WORK INSTRUCTIONS:
1. In the book review, which institute does Ann Waltner direct?
2. Carry on the review of The Family: A World History from the end of its last sentence.

DOCUMENT PASSAGE:
>>>>>
Mary Jo Maynes and Ann Waltner. 2012. The Family: A World History. New York: Oxford University Press. Pp. xi + 168. $19.95 (Hardcover).

 

     Mary Jo Maynes, Professor of History at the University of Minnesota, and Ann Waltner, Professor of History and Director of the Institute for Advanced Study, University of Minnesota, briefly explore the notion of family across the ages in their concise book, The Family: A World History. Rather than tell the rise and fall of empires, the authors put the family at the center of their world historical story. Their main thesis in this book is that family construction is not natural, but instead is socially and historically constructed and these structures change over time in relation to social and political processes. The authors claim that the family structures affect the social, political and economical aspects of society and that in all places households have been and are the basic units of production, consumption and ritual. The authors write, "Cultural capital and religious values are also transmitted within families; families shape individual and collective predisposition and destinies. Arrangements made by and within families (such as marriage choices, or bequests of property, or decisions about educating children) contribute to social dynamism or stability, alongside and sometimes even more powerfully than economic systems, government policies, or intellectual movements" (X).
<<<<<
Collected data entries
>>>>>
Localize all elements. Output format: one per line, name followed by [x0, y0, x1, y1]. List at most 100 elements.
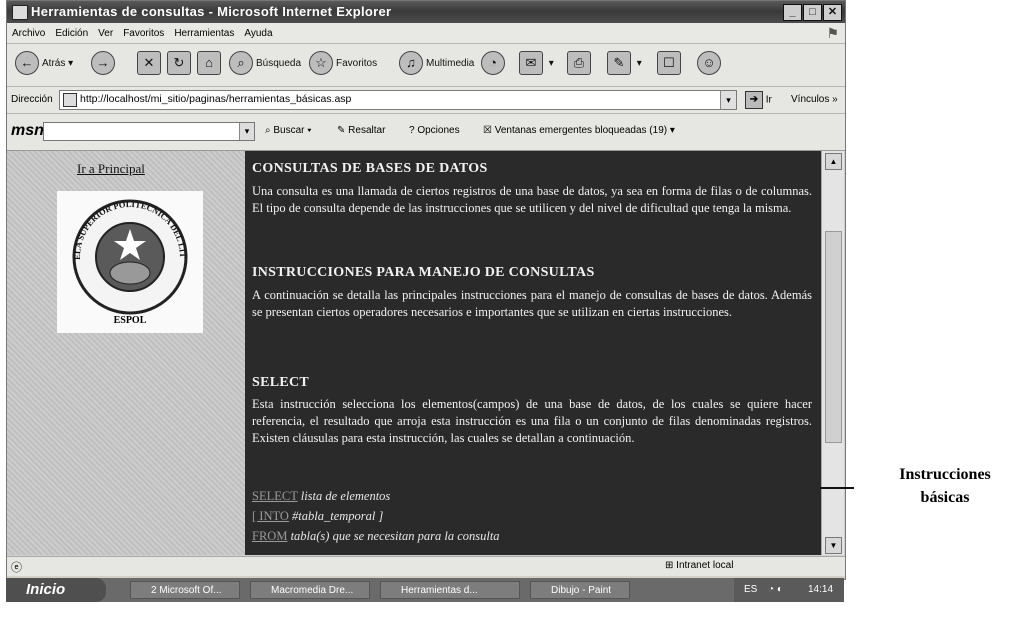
menu-ver[interactable]: Ver — [93, 25, 118, 39]
taskbar-item-dreamweaver[interactable]: Macromedia Dre... — [250, 581, 370, 599]
edit-button[interactable]: ✎ ▾ — [607, 50, 642, 78]
menu-favoritos[interactable]: Favoritos — [118, 25, 169, 39]
annotation-label: Instrucciones básicas — [878, 463, 1012, 509]
menu-edicion[interactable]: Edición — [50, 25, 93, 39]
ie-app-icon — [12, 5, 28, 20]
taskbar-item-office[interactable]: 2 Microsoft Of... — [130, 581, 240, 599]
mail-button[interactable]: ✉ ▾ — [519, 50, 554, 78]
menu-bar: Archivo Edición Ver Favoritos Herramientas Ay… — [7, 23, 845, 44]
messenger-icon: ☺ — [697, 51, 721, 76]
espol-logo: ESCUELA SUPERIOR POLITECNICA DEL LITORAL… — [54, 183, 203, 333]
discuss-button[interactable]: ☐ — [657, 50, 684, 78]
forward-button[interactable]: → — [91, 50, 118, 78]
syntax-text: lista de elementos — [300, 489, 391, 503]
multimedia-label: Multimedia — [426, 58, 475, 69]
mail-icon: ✉ — [519, 51, 543, 76]
taskbar-item-paint[interactable]: Dibujo - Paint — [530, 581, 630, 599]
annotation-line-1: Instrucciones — [899, 466, 991, 483]
maximize-button[interactable]: □ — [803, 4, 822, 21]
address-bar: Dirección http://localhost/mi_sitio/pagi… — [7, 87, 845, 114]
msn-popups-label: Ventanas emergentes bloqueadas (19) — [494, 125, 668, 136]
msn-logo[interactable]: msn — [11, 122, 44, 140]
system-tray: ES ◔ ◐ 14:14 — [734, 578, 844, 602]
back-label: Atrás — [42, 58, 66, 69]
favorites-button[interactable]: ☆ Favoritos — [309, 50, 377, 78]
address-dropdown-button[interactable]: ▾ — [720, 91, 736, 109]
msn-highlight-label: Resaltar — [348, 125, 386, 136]
menu-ayuda[interactable]: Ayuda — [239, 25, 277, 39]
syntax-text: tabla(s) que se necesitan para la consul… — [290, 529, 500, 543]
clock: 14:14 — [808, 584, 834, 595]
taskbar-item-ie[interactable]: Herramientas d... — [380, 581, 520, 599]
scroll-up-button[interactable]: ▲ — [825, 153, 842, 170]
tray-icons: ◔ ◐ — [768, 584, 783, 595]
multimedia-button[interactable]: ♫ Multimedia — [399, 50, 474, 78]
search-icon: ⌕ — [229, 51, 253, 76]
page-icon — [63, 93, 77, 107]
standard-toolbar: ← Atrás ▾ → ✕ ↻ ⌂ ⌕ Búsqueda ☆ Favoritos ♫ M… — [7, 44, 845, 87]
stop-icon: ✕ — [137, 51, 161, 76]
syntax-line-from: FROM tabla(s) que se necesitan para la c… — [252, 529, 500, 544]
ie-status-icon: ⓔ — [11, 562, 22, 574]
address-url[interactable]: http://localhost/mi_sitio/paginas/herram… — [80, 93, 351, 105]
go-label: Ir — [765, 94, 772, 106]
annotation-line-2: básicas — [920, 489, 970, 506]
msn-search-label: Buscar — [273, 125, 305, 136]
start-button[interactable]: Inicio — [6, 578, 106, 602]
annotation-pointer-line — [820, 487, 854, 489]
minimize-button[interactable]: _ — [783, 4, 802, 21]
scroll-down-button[interactable]: ▼ — [825, 537, 842, 554]
espol-seal-icon: ESCUELA SUPERIOR POLITECNICA DEL LITORAL — [54, 183, 188, 315]
syntax-line-into: [ INTO #tabla_temporal ] — [252, 509, 383, 524]
title-bar[interactable]: Herramientas de consultas - Microsoft In… — [7, 1, 845, 23]
close-button[interactable]: ✕ — [823, 4, 842, 21]
msn-search-input[interactable]: ▾ — [43, 122, 255, 141]
back-button[interactable]: ← Atrás ▾ — [15, 50, 73, 78]
printer-icon: ⎙ — [567, 51, 591, 76]
address-input[interactable]: http://localhost/mi_sitio/paginas/herram… — [59, 90, 737, 110]
back-arrow-icon: ← — [15, 51, 39, 76]
paragraph-select: Esta instrucción selecciona los elemento… — [252, 397, 812, 445]
language-indicator[interactable]: ES — [744, 584, 757, 595]
links-label: Vínculos — [791, 94, 830, 105]
syntax-keyword[interactable]: SELECT — [252, 489, 298, 503]
home-button[interactable]: ⌂ — [197, 50, 224, 78]
msn-search-button[interactable]: ⌕ Buscar ▾ — [265, 125, 312, 136]
forward-arrow-icon: → — [91, 51, 115, 76]
history-button[interactable]: ◔ — [481, 50, 508, 78]
links-button[interactable]: Vínculos » — [791, 94, 838, 105]
heading-select: SELECT — [252, 375, 310, 390]
msn-toolbar: msn ▾ ⌕ Buscar ▾ ✎ Resaltar ? Opciones ☒… — [7, 114, 845, 151]
refresh-icon: ↻ — [167, 51, 191, 76]
heading-consultas: CONSULTAS DE BASES DE DATOS — [252, 161, 488, 176]
menu-herramientas[interactable]: Herramientas — [169, 25, 239, 39]
home-icon: ⌂ — [197, 51, 221, 76]
msn-options-button[interactable]: ? Opciones — [409, 125, 460, 136]
refresh-button[interactable]: ↻ — [167, 50, 194, 78]
scroll-thumb[interactable] — [825, 231, 842, 443]
syntax-keyword[interactable]: [ INTO — [252, 509, 289, 523]
msn-popup-blocker-button[interactable]: ☒ Ventanas emergentes bloqueadas (19) ▾ — [483, 125, 675, 136]
menu-archivo[interactable]: Archivo — [7, 25, 50, 39]
msn-search-dropdown[interactable]: ▾ — [239, 123, 254, 140]
msn-highlight-button[interactable]: ✎ Resaltar — [337, 125, 385, 136]
taskbar: Inicio 2 Microsoft Of... Macromedia Dre.… — [6, 578, 844, 602]
go-button[interactable]: ➔ Ir — [745, 91, 772, 109]
messenger-button[interactable]: ☺ — [697, 50, 724, 78]
address-label: Dirección — [11, 94, 53, 105]
favorites-label: Favoritos — [336, 58, 378, 69]
status-bar: ⓔ ⊞ Intranet local — [7, 556, 845, 576]
security-zone: ⊞ Intranet local — [665, 560, 734, 571]
search-button[interactable]: ⌕ Búsqueda — [229, 50, 301, 78]
vertical-scrollbar[interactable]: ▲ ▼ — [821, 151, 844, 555]
print-button[interactable]: ⎙ — [567, 50, 594, 78]
left-sidebar: Ir a Principal ESCUELA SUPERIOR POLITECN… — [7, 151, 245, 555]
syntax-keyword[interactable]: FROM — [252, 529, 287, 543]
zone-label: Intranet local — [676, 560, 734, 571]
home-link[interactable]: Ir a Principal — [77, 161, 145, 177]
syntax-line-select: SELECT lista de elementos — [252, 489, 390, 504]
go-arrow-icon: ➔ — [745, 91, 763, 109]
discuss-icon: ☐ — [657, 51, 681, 76]
browser-window: Herramientas de consultas - Microsoft In… — [6, 0, 846, 580]
stop-button[interactable]: ✕ — [137, 50, 164, 78]
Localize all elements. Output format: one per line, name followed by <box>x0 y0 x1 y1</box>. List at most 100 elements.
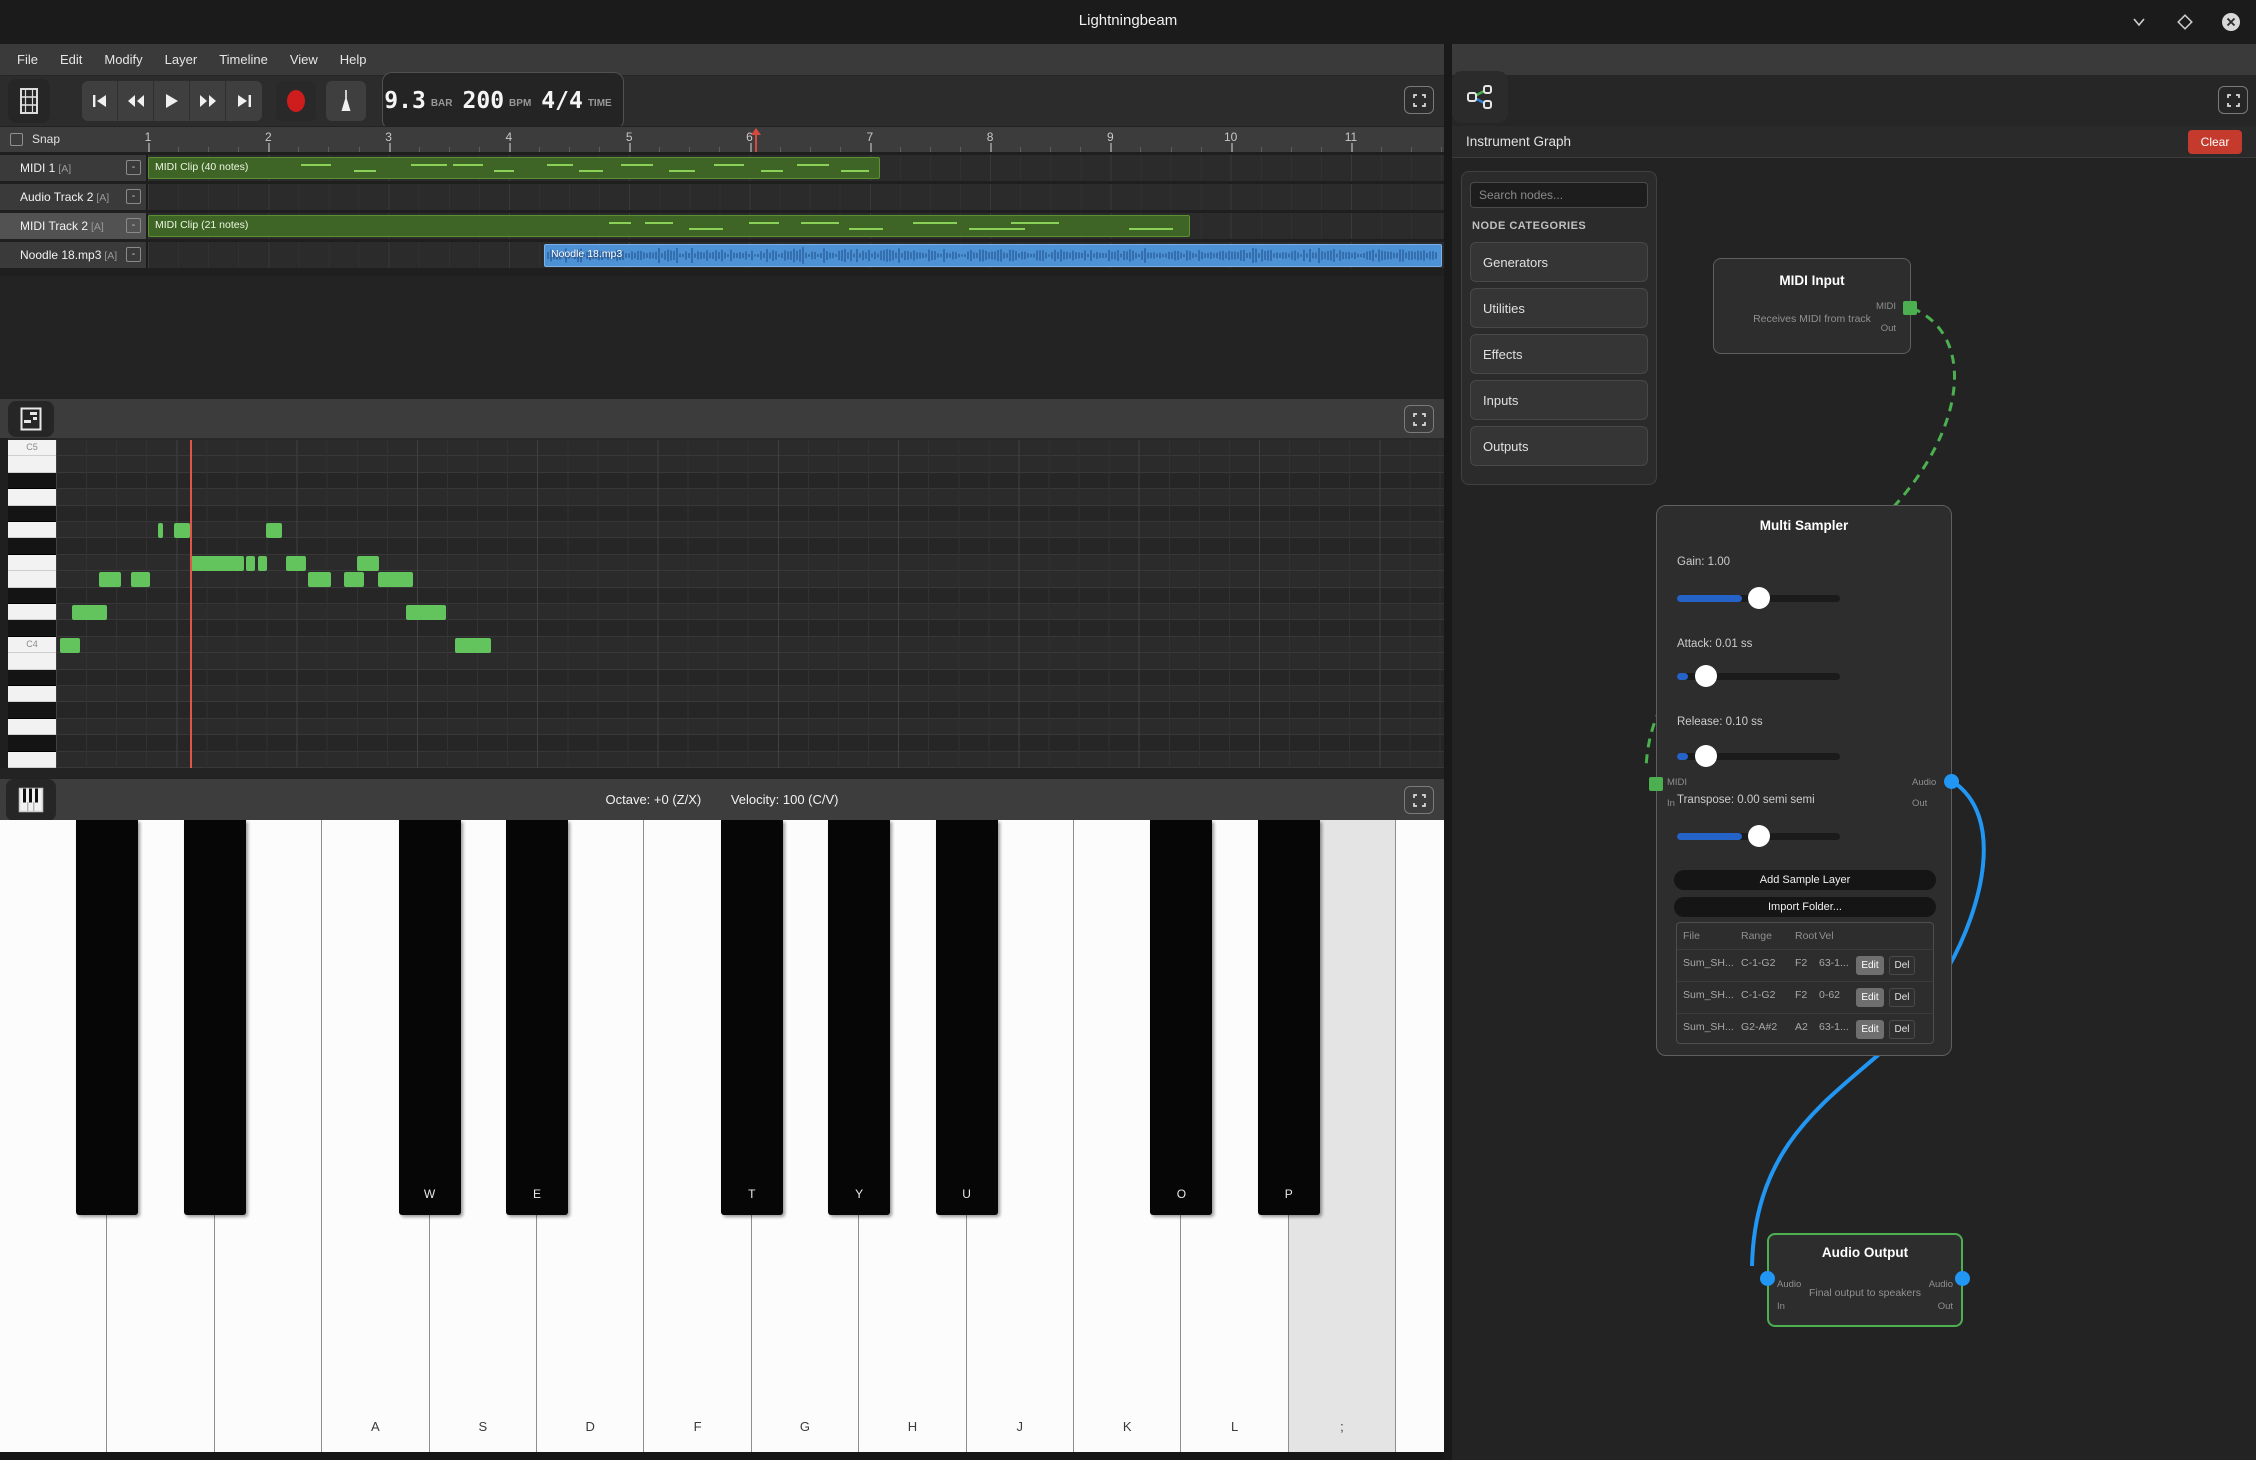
key-row-c5[interactable]: C5 <box>8 440 56 456</box>
track-label-4[interactable]: Noodle 18.mp3[A]- <box>0 242 148 268</box>
node-midi-input[interactable]: MIDI Input Receives MIDI from track MIDI… <box>1713 258 1911 354</box>
piano-roll-view-button[interactable] <box>8 401 54 437</box>
key-row[interactable] <box>8 456 56 472</box>
slider-track[interactable] <box>1677 833 1840 840</box>
key-row[interactable] <box>8 702 56 718</box>
key-row[interactable] <box>8 686 56 702</box>
midi-in-port[interactable] <box>1649 777 1663 791</box>
black-key-W[interactable]: W <box>399 820 461 1215</box>
snap-checkbox[interactable] <box>10 133 23 146</box>
midi-note[interactable] <box>378 572 413 587</box>
midi-note[interactable] <box>131 572 150 587</box>
midi-note[interactable] <box>72 605 107 620</box>
slider-track[interactable] <box>1677 673 1840 680</box>
black-key-E[interactable]: E <box>506 820 568 1215</box>
menu-edit[interactable]: Edit <box>49 44 93 75</box>
track-label-2[interactable]: Audio Track 2[A]- <box>0 184 148 210</box>
slider-thumb[interactable] <box>1695 745 1717 767</box>
piano-roll-grid[interactable] <box>56 440 1444 768</box>
slider-track[interactable] <box>1677 595 1840 602</box>
menu-help[interactable]: Help <box>329 44 378 75</box>
key-row[interactable] <box>8 588 56 604</box>
keyboard-fullscreen-button[interactable] <box>1404 786 1434 814</box>
midi-note[interactable] <box>258 556 267 571</box>
keyboard-view-button[interactable] <box>6 779 56 821</box>
edit-sample-button[interactable]: Edit <box>1856 956 1884 975</box>
menu-timeline[interactable]: Timeline <box>208 44 279 75</box>
timeline-fullscreen-button[interactable] <box>1404 86 1434 114</box>
midi-note[interactable] <box>308 572 331 587</box>
key-row[interactable] <box>8 719 56 735</box>
slider-thumb[interactable] <box>1695 665 1717 687</box>
minimize-icon[interactable] <box>2128 11 2150 33</box>
category-effects[interactable]: Effects <box>1470 334 1648 374</box>
key-row[interactable] <box>8 522 56 538</box>
category-generators[interactable]: Generators <box>1470 242 1648 282</box>
delete-sample-button[interactable]: Del <box>1889 956 1915 975</box>
graph-canvas[interactable]: NODE CATEGORIES GeneratorsUtilitiesEffec… <box>1452 158 2256 1460</box>
black-key-O[interactable]: O <box>1150 820 1212 1215</box>
white-key-13[interactable] <box>1396 820 1444 1452</box>
rewind-button[interactable] <box>118 81 154 121</box>
key-row[interactable] <box>8 653 56 669</box>
key-row[interactable] <box>8 670 56 686</box>
track-collapse-button[interactable]: - <box>126 247 141 262</box>
search-input[interactable] <box>1470 182 1648 208</box>
midi-note[interactable] <box>344 572 364 587</box>
black-key-U[interactable]: U <box>936 820 998 1215</box>
import-folder-button[interactable]: Import Folder... <box>1674 897 1936 917</box>
edit-sample-button[interactable]: Edit <box>1856 1020 1884 1039</box>
fast-forward-button[interactable] <box>190 81 226 121</box>
piano-roll-fullscreen-button[interactable] <box>1404 405 1434 433</box>
track-collapse-button[interactable]: - <box>126 189 141 204</box>
key-row[interactable] <box>8 752 56 768</box>
edit-sample-button[interactable]: Edit <box>1856 988 1884 1007</box>
delete-sample-button[interactable]: Del <box>1889 988 1915 1007</box>
midi-clip[interactable]: MIDI Clip (21 notes) <box>148 215 1190 237</box>
menu-file[interactable]: File <box>6 44 49 75</box>
track-lane[interactable]: MIDI Clip (40 notes) <box>148 155 1444 181</box>
node-multi-sampler[interactable]: Multi Sampler MIDI In Audio Out Add Samp… <box>1656 505 1952 1056</box>
key-row[interactable] <box>8 620 56 636</box>
slider-thumb[interactable] <box>1748 825 1770 847</box>
play-button[interactable] <box>154 81 190 121</box>
black-key-P[interactable]: P <box>1258 820 1320 1215</box>
track-lane[interactable]: MIDI Clip (21 notes) <box>148 213 1444 239</box>
black-key-T[interactable]: T <box>721 820 783 1215</box>
track-lane[interactable] <box>148 184 1444 210</box>
media-library-button[interactable] <box>8 79 50 123</box>
midi-note[interactable] <box>455 638 491 653</box>
node-audio-output[interactable]: Audio Output Final output to speakers Au… <box>1767 1233 1963 1327</box>
add-sample-layer-button[interactable]: Add Sample Layer <box>1674 870 1936 890</box>
key-row-c4[interactable]: C4 <box>8 637 56 653</box>
category-outputs[interactable]: Outputs <box>1470 426 1648 466</box>
track-label-3[interactable]: MIDI Track 2[A]- <box>0 213 148 239</box>
timeline-ruler[interactable]: Snap 1234567891011 <box>0 126 1444 152</box>
menu-modify[interactable]: Modify <box>93 44 153 75</box>
category-utilities[interactable]: Utilities <box>1470 288 1648 328</box>
skip-to-end-button[interactable] <box>226 81 262 121</box>
category-inputs[interactable]: Inputs <box>1470 380 1648 420</box>
midi-note[interactable] <box>99 572 121 587</box>
track-collapse-button[interactable]: - <box>126 218 141 233</box>
maximize-icon[interactable] <box>2174 11 2196 33</box>
delete-sample-button[interactable]: Del <box>1889 1020 1915 1039</box>
skip-to-start-button[interactable] <box>82 81 118 121</box>
clear-button[interactable]: Clear <box>2188 130 2242 154</box>
key-row[interactable] <box>8 735 56 751</box>
audio-out-port[interactable] <box>1955 1271 1970 1286</box>
key-row[interactable] <box>8 571 56 587</box>
midi-note[interactable] <box>158 523 163 538</box>
metronome-button[interactable] <box>326 81 366 121</box>
graph-fullscreen-button[interactable] <box>2218 86 2248 114</box>
slider-track[interactable] <box>1677 753 1840 760</box>
midi-out-port[interactable] <box>1903 301 1917 315</box>
piano-roll[interactable]: C5 C4 <box>0 438 1444 768</box>
track-label-1[interactable]: MIDI 1[A]- <box>0 155 148 181</box>
menu-layer[interactable]: Layer <box>154 44 209 75</box>
audio-in-port[interactable] <box>1760 1271 1775 1286</box>
piano-roll-key-strip[interactable]: C5 C4 <box>8 440 56 768</box>
graph-view-button[interactable] <box>1452 71 1508 123</box>
audio-out-port[interactable] <box>1944 774 1959 789</box>
track-lane[interactable]: Noodle 18.mp3 <box>148 242 1444 268</box>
<<<<<
OUTPUTS:
1. The Institute for Advanced Study at the University of Minnesota.

2.
     In the first chapter, the authors begin the story of humanity from nearly 15000 years ago, and using different archeological, historical and anthropological accounts investigate social structure of early human beings up to 5000 BCE. Using evidence from skeletal analysis and grave remains, the authors describe how the ancient people's performance and the patterns of social organization change over time, discerning gender differences in social status and labor. Here the authors challenge the notions about early human life; for example, they challenge the concept that the emergence of agricultural modes of life and animal domestication have facilitated human development and, instead, argue that it has imposed and introduced new problems.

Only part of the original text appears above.